>>>

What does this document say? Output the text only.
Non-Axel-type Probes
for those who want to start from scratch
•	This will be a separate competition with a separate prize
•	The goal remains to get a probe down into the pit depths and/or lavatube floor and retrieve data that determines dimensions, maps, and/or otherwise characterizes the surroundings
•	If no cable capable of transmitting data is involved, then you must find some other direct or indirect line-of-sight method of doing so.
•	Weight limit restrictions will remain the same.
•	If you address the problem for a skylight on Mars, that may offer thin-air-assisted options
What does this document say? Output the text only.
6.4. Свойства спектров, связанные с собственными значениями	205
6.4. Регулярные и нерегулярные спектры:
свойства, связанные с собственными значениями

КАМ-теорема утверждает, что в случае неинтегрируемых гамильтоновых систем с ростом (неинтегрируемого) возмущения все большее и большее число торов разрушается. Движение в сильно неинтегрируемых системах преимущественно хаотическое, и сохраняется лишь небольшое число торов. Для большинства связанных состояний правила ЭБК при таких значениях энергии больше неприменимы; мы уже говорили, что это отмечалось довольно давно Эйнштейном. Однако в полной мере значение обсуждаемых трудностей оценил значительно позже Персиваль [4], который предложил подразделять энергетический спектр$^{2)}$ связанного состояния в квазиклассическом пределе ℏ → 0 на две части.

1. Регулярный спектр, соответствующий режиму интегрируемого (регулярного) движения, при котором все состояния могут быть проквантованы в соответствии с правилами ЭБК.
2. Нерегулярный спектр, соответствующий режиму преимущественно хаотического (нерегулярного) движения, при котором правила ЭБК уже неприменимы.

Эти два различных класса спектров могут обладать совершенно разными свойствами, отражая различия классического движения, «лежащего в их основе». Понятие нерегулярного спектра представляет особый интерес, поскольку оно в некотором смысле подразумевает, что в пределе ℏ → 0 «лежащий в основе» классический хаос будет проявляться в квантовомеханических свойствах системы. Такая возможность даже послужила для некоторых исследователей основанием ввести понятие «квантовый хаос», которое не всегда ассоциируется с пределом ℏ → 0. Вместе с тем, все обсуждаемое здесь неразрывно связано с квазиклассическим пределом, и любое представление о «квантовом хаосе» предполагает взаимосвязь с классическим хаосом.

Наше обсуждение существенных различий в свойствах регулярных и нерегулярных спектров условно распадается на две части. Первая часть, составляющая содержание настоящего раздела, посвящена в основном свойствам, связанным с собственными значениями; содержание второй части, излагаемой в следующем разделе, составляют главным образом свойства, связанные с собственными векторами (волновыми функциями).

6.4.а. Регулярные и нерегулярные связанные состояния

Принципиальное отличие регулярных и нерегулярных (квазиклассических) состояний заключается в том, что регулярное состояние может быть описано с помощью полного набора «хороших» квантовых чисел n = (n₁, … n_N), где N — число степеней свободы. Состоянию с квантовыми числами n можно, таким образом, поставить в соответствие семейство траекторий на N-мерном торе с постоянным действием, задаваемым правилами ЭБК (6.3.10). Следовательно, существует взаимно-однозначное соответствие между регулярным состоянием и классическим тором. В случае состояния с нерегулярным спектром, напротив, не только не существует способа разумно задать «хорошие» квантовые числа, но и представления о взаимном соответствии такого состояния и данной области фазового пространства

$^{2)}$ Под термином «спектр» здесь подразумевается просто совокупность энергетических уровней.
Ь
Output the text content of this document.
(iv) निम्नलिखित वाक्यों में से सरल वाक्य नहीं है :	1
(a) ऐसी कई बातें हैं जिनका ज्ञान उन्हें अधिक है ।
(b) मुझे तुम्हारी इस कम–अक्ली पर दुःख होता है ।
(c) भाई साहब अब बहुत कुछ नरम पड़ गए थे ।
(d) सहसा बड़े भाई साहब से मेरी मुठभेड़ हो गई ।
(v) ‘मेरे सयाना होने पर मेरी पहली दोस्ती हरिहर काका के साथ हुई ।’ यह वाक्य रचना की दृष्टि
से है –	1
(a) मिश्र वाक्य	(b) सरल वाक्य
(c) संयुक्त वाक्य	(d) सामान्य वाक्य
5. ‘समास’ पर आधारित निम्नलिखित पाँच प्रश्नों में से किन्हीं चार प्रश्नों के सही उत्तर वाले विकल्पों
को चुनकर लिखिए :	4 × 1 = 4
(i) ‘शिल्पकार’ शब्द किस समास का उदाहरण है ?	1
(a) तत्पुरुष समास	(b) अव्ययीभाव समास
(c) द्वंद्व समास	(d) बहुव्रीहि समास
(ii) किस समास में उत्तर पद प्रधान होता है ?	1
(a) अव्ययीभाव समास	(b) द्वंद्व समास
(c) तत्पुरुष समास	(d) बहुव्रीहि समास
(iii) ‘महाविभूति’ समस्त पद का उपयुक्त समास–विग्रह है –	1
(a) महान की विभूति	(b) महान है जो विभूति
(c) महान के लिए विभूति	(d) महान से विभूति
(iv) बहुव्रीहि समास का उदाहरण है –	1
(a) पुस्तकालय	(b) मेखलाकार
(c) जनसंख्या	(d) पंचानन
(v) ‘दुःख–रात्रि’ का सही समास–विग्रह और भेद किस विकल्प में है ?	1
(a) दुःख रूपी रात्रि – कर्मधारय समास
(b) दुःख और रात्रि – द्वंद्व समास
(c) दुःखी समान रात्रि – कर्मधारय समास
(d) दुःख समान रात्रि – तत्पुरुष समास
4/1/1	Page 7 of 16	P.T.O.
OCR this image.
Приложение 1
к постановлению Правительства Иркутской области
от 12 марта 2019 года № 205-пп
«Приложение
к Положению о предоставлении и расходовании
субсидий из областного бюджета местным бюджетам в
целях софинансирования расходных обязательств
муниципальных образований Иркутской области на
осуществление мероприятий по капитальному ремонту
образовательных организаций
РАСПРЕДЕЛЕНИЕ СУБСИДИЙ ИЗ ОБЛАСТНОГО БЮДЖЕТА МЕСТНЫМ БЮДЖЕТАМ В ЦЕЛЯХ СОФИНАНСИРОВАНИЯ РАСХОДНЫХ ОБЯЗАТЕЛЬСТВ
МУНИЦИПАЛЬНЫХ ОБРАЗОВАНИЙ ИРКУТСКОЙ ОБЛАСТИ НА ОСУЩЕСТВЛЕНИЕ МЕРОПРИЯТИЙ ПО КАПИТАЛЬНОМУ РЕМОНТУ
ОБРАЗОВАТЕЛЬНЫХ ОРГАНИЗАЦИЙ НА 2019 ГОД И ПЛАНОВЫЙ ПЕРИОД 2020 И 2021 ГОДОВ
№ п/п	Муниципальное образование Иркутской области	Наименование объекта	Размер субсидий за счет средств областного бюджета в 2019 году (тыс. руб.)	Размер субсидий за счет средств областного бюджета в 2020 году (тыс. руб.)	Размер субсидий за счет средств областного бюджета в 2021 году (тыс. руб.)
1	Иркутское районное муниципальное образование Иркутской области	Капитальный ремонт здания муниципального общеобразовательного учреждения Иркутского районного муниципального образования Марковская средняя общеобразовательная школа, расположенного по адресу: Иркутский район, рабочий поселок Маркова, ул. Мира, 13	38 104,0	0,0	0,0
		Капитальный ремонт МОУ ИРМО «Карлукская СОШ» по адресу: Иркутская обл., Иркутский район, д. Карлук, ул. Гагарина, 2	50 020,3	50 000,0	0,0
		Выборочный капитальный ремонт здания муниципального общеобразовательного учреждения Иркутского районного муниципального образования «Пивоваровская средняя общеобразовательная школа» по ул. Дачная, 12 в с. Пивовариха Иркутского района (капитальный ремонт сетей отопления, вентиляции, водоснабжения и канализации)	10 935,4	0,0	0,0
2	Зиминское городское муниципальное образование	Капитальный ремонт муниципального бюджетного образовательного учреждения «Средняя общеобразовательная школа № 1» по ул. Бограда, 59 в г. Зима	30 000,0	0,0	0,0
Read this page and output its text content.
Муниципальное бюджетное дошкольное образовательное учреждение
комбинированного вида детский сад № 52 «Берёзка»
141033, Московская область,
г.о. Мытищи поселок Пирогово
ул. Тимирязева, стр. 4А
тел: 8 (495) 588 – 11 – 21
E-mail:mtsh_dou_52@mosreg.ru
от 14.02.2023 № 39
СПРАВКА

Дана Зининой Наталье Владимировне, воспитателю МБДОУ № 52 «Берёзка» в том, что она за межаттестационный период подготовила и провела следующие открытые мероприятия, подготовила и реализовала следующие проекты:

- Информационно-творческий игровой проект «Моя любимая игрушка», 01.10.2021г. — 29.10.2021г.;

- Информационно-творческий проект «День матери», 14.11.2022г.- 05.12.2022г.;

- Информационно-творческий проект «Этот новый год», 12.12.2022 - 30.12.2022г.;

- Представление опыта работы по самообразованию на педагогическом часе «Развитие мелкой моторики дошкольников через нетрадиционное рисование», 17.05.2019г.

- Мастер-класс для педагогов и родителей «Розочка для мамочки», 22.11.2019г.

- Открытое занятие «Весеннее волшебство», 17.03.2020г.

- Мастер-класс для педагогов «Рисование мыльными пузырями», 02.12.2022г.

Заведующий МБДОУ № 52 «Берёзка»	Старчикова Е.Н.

<<<

From the listing above, collect every line that mentions the word "связанные".

== SOLUTION TO THIS TASK ==
6.4. Свойства спектров, связанные с собственными значениями	205
свойства, связанные с собственными значениями
Наше обсуждение существенных различий в свойствах регулярных и нерегулярных спектров условно распадается на две части. Первая часть, составляющая содержание настоящего раздела, посвящена в основном свойствам, связанным с собственными значениями; содержание второй части, излагаемой в следующем разделе, составляют главным образом свойства, связанные с собственными векторами (волновыми функциями).
6.4.а. Регулярные и нерегулярные связанные состояния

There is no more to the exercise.